=== MATERIAL TO PROCESS ===

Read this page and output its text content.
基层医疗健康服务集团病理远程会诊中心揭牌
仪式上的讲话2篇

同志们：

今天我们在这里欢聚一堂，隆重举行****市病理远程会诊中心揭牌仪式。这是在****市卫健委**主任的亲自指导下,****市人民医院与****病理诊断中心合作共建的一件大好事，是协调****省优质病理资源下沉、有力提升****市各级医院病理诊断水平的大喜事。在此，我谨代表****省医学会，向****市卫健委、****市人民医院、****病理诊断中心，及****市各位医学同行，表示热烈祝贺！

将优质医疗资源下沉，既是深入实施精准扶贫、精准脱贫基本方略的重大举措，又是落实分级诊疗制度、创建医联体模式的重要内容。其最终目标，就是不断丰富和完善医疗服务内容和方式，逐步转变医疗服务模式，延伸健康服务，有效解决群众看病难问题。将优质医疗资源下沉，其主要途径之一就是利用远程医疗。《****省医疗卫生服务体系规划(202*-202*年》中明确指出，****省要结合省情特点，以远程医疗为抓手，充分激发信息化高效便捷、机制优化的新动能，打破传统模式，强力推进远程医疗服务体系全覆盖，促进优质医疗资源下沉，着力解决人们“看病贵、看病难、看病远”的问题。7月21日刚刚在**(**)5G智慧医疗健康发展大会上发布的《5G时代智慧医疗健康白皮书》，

===

REQUIREMENTS
Copy all of the data. Keep every word exactly as it is.

EXERCISE OUTPUT
Read this page and output its text content.
基层医疗健康服务集团病理远程会诊中心揭牌
仪式上的讲话2篇

同志们：

今天我们在这里欢聚一堂，隆重举行****市病理远程会诊中心揭牌仪式。这是在****市卫健委**主任的亲自指导下,****市人民医院与****病理诊断中心合作共建的一件大好事，是协调****省优质病理资源下沉、有力提升****市各级医院病理诊断水平的大喜事。在此，我谨代表****省医学会，向****市卫健委、****市人民医院、****病理诊断中心，及****市各位医学同行，表示热烈祝贺！

将优质医疗资源下沉，既是深入实施精准扶贫、精准脱贫基本方略的重大举措，又是落实分级诊疗制度、创建医联体模式的重要内容。其最终目标，就是不断丰富和完善医疗服务内容和方式，逐步转变医疗服务模式，延伸健康服务，有效解决群众看病难问题。将优质医疗资源下沉，其主要途径之一就是利用远程医疗。《****省医疗卫生服务体系规划(202*-202*年》中明确指出，****省要结合省情特点，以远程医疗为抓手，充分激发信息化高效便捷、机制优化的新动能，打破传统模式，强力推进远程医疗服务体系全覆盖，促进优质医疗资源下沉，着力解决人们“看病贵、看病难、看病远”的问题。7月21日刚刚在**(**)5G智慧医疗健康发展大会上发布的《5G时代智慧医疗健康白皮书》，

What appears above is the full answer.